Work to complete:
Copy the data below exactly.

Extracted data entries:
· · ·

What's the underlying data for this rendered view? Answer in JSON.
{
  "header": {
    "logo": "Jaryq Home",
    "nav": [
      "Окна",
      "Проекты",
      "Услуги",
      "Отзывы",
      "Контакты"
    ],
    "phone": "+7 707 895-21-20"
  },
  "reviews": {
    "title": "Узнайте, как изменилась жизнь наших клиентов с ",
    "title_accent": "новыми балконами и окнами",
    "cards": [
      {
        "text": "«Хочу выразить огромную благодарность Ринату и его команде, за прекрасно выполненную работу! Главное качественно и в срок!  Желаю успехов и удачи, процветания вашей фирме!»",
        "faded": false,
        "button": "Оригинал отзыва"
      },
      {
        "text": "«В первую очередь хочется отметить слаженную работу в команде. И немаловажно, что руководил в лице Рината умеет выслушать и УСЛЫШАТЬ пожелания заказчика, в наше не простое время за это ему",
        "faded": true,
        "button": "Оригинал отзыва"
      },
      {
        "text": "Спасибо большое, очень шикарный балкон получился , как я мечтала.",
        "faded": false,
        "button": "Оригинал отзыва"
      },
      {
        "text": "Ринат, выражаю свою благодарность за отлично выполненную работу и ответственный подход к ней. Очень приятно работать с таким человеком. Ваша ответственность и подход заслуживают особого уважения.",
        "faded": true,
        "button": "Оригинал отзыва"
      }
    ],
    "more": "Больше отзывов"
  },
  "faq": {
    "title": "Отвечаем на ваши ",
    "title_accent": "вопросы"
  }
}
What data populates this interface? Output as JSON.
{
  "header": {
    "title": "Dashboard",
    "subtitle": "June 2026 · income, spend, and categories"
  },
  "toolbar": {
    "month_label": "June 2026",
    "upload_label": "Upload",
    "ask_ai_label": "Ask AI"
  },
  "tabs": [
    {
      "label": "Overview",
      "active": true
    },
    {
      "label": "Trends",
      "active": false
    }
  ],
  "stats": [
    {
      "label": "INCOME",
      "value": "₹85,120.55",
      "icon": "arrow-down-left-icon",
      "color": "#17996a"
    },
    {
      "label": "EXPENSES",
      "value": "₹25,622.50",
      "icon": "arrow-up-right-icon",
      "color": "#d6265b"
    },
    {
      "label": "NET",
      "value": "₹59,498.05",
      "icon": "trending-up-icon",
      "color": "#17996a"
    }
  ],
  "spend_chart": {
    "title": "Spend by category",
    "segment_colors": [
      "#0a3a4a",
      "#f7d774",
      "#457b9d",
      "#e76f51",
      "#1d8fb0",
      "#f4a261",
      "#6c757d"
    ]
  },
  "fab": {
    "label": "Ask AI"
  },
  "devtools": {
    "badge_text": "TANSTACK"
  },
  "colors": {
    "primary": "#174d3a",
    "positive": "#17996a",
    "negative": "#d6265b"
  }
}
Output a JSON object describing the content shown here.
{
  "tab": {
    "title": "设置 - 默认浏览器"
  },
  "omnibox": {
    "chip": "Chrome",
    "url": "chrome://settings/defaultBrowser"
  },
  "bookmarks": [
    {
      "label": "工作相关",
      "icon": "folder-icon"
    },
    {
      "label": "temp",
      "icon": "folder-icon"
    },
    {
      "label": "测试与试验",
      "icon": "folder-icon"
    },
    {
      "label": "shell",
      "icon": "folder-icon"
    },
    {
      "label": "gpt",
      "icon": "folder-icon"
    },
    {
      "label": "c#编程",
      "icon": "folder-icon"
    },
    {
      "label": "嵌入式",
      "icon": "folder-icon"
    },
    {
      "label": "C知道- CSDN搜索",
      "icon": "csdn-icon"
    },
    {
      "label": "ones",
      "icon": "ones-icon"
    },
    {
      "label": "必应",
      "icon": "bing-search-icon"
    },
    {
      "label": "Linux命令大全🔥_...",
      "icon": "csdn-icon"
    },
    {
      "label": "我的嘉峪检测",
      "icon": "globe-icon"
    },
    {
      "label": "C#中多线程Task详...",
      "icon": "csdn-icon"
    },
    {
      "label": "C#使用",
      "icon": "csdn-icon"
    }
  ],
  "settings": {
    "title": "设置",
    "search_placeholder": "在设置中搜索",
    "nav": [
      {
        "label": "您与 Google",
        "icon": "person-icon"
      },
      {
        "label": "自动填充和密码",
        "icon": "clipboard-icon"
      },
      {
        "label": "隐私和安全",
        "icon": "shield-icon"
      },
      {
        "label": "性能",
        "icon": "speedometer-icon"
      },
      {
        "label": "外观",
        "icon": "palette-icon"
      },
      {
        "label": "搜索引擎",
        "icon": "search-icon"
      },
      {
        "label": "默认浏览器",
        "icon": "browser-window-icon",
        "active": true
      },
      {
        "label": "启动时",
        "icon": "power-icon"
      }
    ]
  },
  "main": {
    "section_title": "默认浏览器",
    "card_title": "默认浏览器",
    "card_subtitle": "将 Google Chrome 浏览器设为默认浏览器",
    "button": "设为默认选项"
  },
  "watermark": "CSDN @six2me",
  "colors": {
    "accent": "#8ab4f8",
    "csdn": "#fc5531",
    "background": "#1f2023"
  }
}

· · ·

Solution to this task:
What's the underlying data for this rendered view? Answer in JSON.
{
  "header": {
    "logo": "Jaryq Home",
    "nav": [
      "Окна",
      "Проекты",
      "Услуги",
      "Отзывы",
      "Контакты"
    ],
    "phone": "+7 707 895-21-20"
  },
  "reviews": {
    "title": "Узнайте, как изменилась жизнь наших клиентов с ",
    "title_accent": "новыми балконами и окнами",
    "cards": [
      {
        "text": "«Хочу выразить огромную благодарность Ринату и его команде, за прекрасно выполненную работу! Главное качественно и в срок!  Желаю успехов и удачи, процветания вашей фирме!»",
        "faded": false,
        "button": "Оригинал отзыва"
      },
      {
        "text": "«В первую очередь хочется отметить слаженную работу в команде. И немаловажно, что руководил в лице Рината умеет выслушать и УСЛЫШАТЬ пожелания заказчика, в наше не простое время за это ему",
        "faded": true,
        "button": "Оригинал отзыва"
      },
      {
        "text": "Спасибо большое, очень шикарный балкон получился , как я мечтала.",
        "faded": false,
        "button": "Оригинал отзыва"
      },
      {
        "text": "Ринат, выражаю свою благодарность за отлично выполненную работу и ответственный подход к ней. Очень приятно работать с таким человеком. Ваша ответственность и подход заслуживают особого уважения.",
        "faded": true,
        "button": "Оригинал отзыва"
      }
    ],
    "more": "Больше отзывов"
  },
  "faq": {
    "title": "Отвечаем на ваши ",
    "title_accent": "вопросы"
  }
}
What data populates this interface? Output as JSON.
{
  "header": {
    "title": "Dashboard",
    "subtitle": "June 2026 · income, spend, and categories"
  },
  "toolbar": {
    "month_label": "June 2026",
    "upload_label": "Upload",
    "ask_ai_label": "Ask AI"
  },
  "tabs": [
    {
      "label": "Overview",
      "active": true
    },
    {
      "label": "Trends",
      "active": false
    }
  ],
  "stats": [
    {
      "label": "INCOME",
      "value": "₹85,120.55",
      "icon": "arrow-down-left-icon",
      "color": "#17996a"
    },
    {
      "label": "EXPENSES",
      "value": "₹25,622.50",
      "icon": "arrow-up-right-icon",
      "color": "#d6265b"
    },
    {
      "label": "NET",
      "value": "₹59,498.05",
      "icon": "trending-up-icon",
      "color": "#17996a"
    }
  ],
  "spend_chart": {
    "title": "Spend by category",
    "segment_colors": [
      "#0a3a4a",
      "#f7d774",
      "#457b9d",
      "#e76f51",
      "#1d8fb0",
      "#f4a261",
      "#6c757d"
    ]
  },
  "fab": {
    "label": "Ask AI"
  },
  "devtools": {
    "badge_text": "TANSTACK"
  },
  "colors": {
    "primary": "#174d3a",
    "positive": "#17996a",
    "negative": "#d6265b"
  }
}
Output a JSON object describing the content shown here.
{
  "tab": {
    "title": "设置 - 默认浏览器"
  },
  "omnibox": {
    "chip": "Chrome",
    "url": "chrome://settings/defaultBrowser"
  },
  "bookmarks": [
    {
      "label": "工作相关",
      "icon": "folder-icon"
    },
    {
      "label": "temp",
      "icon": "folder-icon"
    },
    {
      "label": "测试与试验",
      "icon": "folder-icon"
    },
    {
      "label": "shell",
      "icon": "folder-icon"
    },
    {
      "label": "gpt",
      "icon": "folder-icon"
    },
    {
      "label": "c#编程",
      "icon": "folder-icon"
    },
    {
      "label": "嵌入式",
      "icon": "folder-icon"
    },
    {
      "label": "C知道- CSDN搜索",
      "icon": "csdn-icon"
    },
    {
      "label": "ones",
      "icon": "ones-icon"
    },
    {
      "label": "必应",
      "icon": "bing-search-icon"
    },
    {
      "label": "Linux命令大全🔥_...",
      "icon": "csdn-icon"
    },
    {
      "label": "我的嘉峪检测",
      "icon": "globe-icon"
    },
    {
      "label": "C#中多线程Task详...",
      "icon": "csdn-icon"
    },
    {
      "label": "C#使用",
      "icon": "csdn-icon"
    }
  ],
  "settings": {
    "title": "设置",
    "search_placeholder": "在设置中搜索",
    "nav": [
      {
        "label": "您与 Google",
        "icon": "person-icon"
      },
      {
        "label": "自动填充和密码",
        "icon": "clipboard-icon"
      },
      {
        "label": "隐私和安全",
        "icon": "shield-icon"
      },
      {
        "label": "性能",
        "icon": "speedometer-icon"
      },
      {
        "label": "外观",
        "icon": "palette-icon"
      },
      {
        "label": "搜索引擎",
        "icon": "search-icon"
      },
      {
        "label": "默认浏览器",
        "icon": "browser-window-icon",
        "active": true
      },
      {
        "label": "启动时",
        "icon": "power-icon"
      }
    ]
  },
  "main": {
    "section_title": "默认浏览器",
    "card_title": "默认浏览器",
    "card_subtitle": "将 Google Chrome 浏览器设为默认浏览器",
    "button": "设为默认选项"
  },
  "watermark": "CSDN @six2me",
  "colors": {
    "accent": "#8ab4f8",
    "csdn": "#fc5531",
    "background": "#1f2023"
  }
}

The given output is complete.